TRECHO DO TEXTO –
———

Em um canto esquecido do Novo México, a poeira e o tédio são as únicas constantes para Chuck Tatum, um jornalista de ego monumental e carreira em frangalhos, interpretado com uma ferocidade magnética por Kirk Douglas. Exilado de Nova York e preso a um jornal local insignificante, Tatum anseia por uma história explosiva que o catapulte de volta às grandes redações. A oportunidade surge de forma macabra: um homem chamado Leo Minosa fica preso em uma caverna enquanto busca por artefatos indígenas. Para qualquer outro repórter, seria uma notícia local. Para Tatum, é a matéria-prima para uma epopeia nacional. Ele não se limita a cobrir o evento; ele o dirige. Em um pacto cínico com um xerife corrupto, Tatum manipula a operação de resgate, prolongando o sofrimento de Minosa para maximizar o drama e, consequentemente, a sua própria fama. A tragédia se transforma em atração turística, um circo humano completo com roda-gigante e canções sobre o homem preso, tudo orquestrado por um mestre de cerimônias que escreve a notícia antes mesmo que ela aconteça.
A direção precisa de Billy Wilder transforma o que poderia ser um simples drama em uma autópsia implacável da ética jornalística e da cumplicidade do público. O filme, lançado como ‘Ace in the Hole’, examina a mecânica da fabricação de narrativas em uma escala desconcertante. Não há sentimentalismo na câmera de Wilder; ele apenas observa como a montanha se torna um palco e a multidão, uma audiência sedenta por qualquer migalha de espetáculo. A esposa da vítima, a equipe de resgate, os leitores de jornais por todo o país, todos se tornam personagens na peça de Tatum. É uma obra que articula, com décadas de antecedência, um conceito em que a realidade é substituída pela sua representação orquestrada, onde a imagem do evento se torna mais importante que o próprio evento. O roteiro afiado e a atuação de Douglas criam uma figura central cuja ambição é tão contagiante quanto destrutiva, um arquiteto da sua própria ascensão e queda.
Mais do que uma crítica à imprensa, ‘A Montanha dos Sete Abutres’ é um estudo sobre a economia da atenção e a natureza transacional da empatia humana. Wilder expõe o apetite insaciável por entretenimento, mesmo quando o prato principal é o infortúnio alheio. O filme demonstra com uma clareza cortante como a notícia pode ser moldada, embalada e vendida, transformando um acidente em um produto de consumo de massa. A trajetória de Chuck Tatum serve como um poderoso comentário sobre o poder e a perversidade da manipulação da informação, um processo no qual o criador do circo corre o risco de se tornar sua atração final. É um dos trabalhos mais ácidos de Hollywood, uma análise cirúrgica da simbiose entre quem cria a história e quem a consome, cuja relevância apenas se intensificou na era da informação instantânea e do espetáculo viral.

———

TRECHO DOS DADOS –
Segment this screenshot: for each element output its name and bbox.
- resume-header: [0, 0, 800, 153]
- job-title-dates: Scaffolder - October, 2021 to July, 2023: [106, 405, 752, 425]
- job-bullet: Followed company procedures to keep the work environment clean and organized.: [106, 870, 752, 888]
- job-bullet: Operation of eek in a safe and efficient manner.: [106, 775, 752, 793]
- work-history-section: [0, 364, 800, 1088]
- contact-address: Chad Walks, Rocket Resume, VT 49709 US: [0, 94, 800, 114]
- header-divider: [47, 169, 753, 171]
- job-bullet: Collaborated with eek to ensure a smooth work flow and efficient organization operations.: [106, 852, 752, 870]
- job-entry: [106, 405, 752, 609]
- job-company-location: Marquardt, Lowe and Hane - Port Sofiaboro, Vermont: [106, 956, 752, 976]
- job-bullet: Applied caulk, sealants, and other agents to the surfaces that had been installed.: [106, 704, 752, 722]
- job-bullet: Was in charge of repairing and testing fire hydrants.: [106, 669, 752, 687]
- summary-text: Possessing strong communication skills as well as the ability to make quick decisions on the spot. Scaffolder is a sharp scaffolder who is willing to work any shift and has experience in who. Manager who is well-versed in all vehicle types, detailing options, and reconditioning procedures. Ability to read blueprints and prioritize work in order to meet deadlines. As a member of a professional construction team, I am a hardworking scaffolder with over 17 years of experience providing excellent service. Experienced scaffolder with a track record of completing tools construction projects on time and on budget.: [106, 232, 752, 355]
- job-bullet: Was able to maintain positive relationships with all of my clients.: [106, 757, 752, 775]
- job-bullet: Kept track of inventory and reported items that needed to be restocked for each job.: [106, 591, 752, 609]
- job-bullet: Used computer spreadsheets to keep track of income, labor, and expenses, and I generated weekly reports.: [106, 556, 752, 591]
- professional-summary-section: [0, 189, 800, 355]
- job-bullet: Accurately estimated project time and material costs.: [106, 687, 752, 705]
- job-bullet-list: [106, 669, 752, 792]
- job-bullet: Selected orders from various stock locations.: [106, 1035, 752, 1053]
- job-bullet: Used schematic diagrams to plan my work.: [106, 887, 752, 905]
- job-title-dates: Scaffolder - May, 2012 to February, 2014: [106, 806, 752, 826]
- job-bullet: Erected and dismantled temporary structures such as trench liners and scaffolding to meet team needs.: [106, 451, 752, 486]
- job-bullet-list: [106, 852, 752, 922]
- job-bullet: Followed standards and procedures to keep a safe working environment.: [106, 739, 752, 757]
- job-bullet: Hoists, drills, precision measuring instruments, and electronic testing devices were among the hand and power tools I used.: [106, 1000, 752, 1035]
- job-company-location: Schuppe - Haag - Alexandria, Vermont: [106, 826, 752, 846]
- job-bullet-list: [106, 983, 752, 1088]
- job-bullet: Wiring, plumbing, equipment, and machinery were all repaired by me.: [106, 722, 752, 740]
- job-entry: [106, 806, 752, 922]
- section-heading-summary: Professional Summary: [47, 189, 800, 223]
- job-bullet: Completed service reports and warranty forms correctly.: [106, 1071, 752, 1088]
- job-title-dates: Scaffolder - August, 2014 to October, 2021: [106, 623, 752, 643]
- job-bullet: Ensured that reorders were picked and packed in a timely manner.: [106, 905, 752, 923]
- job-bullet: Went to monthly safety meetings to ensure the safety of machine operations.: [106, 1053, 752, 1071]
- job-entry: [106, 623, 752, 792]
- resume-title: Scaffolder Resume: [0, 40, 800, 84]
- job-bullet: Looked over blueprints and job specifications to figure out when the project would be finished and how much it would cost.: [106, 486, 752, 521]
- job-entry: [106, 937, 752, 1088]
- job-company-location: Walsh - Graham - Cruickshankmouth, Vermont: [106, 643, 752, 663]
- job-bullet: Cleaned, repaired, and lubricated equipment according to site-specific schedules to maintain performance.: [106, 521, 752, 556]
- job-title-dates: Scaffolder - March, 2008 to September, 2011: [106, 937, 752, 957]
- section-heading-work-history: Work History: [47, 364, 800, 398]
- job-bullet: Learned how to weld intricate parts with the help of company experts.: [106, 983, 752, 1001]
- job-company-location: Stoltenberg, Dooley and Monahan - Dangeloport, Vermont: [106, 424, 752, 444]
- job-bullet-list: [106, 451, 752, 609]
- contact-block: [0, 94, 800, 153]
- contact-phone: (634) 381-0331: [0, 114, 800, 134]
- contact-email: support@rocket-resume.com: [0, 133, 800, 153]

———

TAREFA 1 – Reproduza o trecho do texto sobre o filme que começa em "Mais do que" e termina em "do espetáculo viral.".
TAREFA 2 –
Responda com base no texto sobre o filme:
(a) Em que lugar está o jornal local onde Chuck Tatum trabalha?
(b) Com que título o filme foi lançado?
(c) Segundo o texto, o criador do circo corre o risco de se tornar o quê?
A listagem não entra em nada aqui.

RESPOSTA 1 –
Mais do que uma crítica à imprensa, ‘A Montanha dos Sete Abutres’ é um estudo sobre a economia da atenção e a natureza transacional da empatia humana. Wilder expõe o apetite insaciável por entretenimento, mesmo quando o prato principal é o infortúnio alheio. O filme demonstra com uma clareza cortante como a notícia pode ser moldada, embalada e vendida, transformando um acidente em um produto de consumo de massa. A trajetória de Chuck Tatum serve como um poderoso comentário sobre o poder e a perversidade da manipulação da informação, um processo no qual o criador do circo corre o risco de se tornar sua atração final. É um dos trabalhos mais ácidos de Hollywood, uma análise cirúrgica da simbiose entre quem cria a história e quem a consome, cuja relevância apenas se intensificou na era da informação instantânea e do espetáculo viral.

RESPOSTA 2 –
(a) Em um canto esquecido do Novo México.
(b) ‘Ace in the Hole’.
(c) A atração final do circo.